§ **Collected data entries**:
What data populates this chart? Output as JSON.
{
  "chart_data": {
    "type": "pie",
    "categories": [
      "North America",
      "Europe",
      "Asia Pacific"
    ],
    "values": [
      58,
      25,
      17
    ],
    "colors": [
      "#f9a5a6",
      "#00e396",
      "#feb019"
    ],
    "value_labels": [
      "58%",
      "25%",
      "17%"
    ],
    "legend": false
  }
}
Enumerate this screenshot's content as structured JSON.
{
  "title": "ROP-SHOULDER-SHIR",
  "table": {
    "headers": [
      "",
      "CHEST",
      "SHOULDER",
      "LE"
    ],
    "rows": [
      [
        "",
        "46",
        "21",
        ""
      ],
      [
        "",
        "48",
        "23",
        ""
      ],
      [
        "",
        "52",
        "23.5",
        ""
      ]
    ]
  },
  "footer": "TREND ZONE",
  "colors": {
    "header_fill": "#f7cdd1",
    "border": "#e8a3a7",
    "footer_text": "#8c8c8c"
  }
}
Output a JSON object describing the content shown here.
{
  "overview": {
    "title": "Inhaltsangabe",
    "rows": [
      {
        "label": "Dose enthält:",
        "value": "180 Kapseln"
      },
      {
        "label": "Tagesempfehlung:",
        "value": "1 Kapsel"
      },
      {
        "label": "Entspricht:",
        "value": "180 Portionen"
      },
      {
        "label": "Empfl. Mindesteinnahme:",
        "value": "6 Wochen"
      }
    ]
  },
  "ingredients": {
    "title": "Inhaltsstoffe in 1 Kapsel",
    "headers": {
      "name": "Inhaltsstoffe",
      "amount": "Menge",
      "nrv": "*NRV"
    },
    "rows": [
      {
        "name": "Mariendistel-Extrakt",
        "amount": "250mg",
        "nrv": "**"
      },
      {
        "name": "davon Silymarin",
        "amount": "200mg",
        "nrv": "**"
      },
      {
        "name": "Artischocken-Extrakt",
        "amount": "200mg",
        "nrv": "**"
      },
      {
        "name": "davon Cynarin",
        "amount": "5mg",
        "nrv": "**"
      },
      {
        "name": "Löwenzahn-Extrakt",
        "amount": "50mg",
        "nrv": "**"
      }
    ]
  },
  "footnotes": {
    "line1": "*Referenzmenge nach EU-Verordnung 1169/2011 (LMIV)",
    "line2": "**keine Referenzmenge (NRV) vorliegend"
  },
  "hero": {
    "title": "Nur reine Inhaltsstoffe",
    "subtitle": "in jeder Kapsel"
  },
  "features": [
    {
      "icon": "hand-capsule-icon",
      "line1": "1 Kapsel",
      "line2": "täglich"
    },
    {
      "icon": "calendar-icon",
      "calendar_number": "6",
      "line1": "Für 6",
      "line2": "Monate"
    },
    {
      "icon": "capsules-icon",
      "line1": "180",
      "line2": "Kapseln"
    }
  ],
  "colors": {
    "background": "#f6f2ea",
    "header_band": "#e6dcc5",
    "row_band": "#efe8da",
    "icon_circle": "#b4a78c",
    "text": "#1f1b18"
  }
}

§ **SHORT PROBLEM**: Go through the material line by line. Show each line that contains the string "Extrakt".

§ **EXPECTED ANSWER**:
        "name": "Mariendistel-Extrakt",
        "name": "Artischocken-Extrakt",
        "name": "Löwenzahn-Extrakt",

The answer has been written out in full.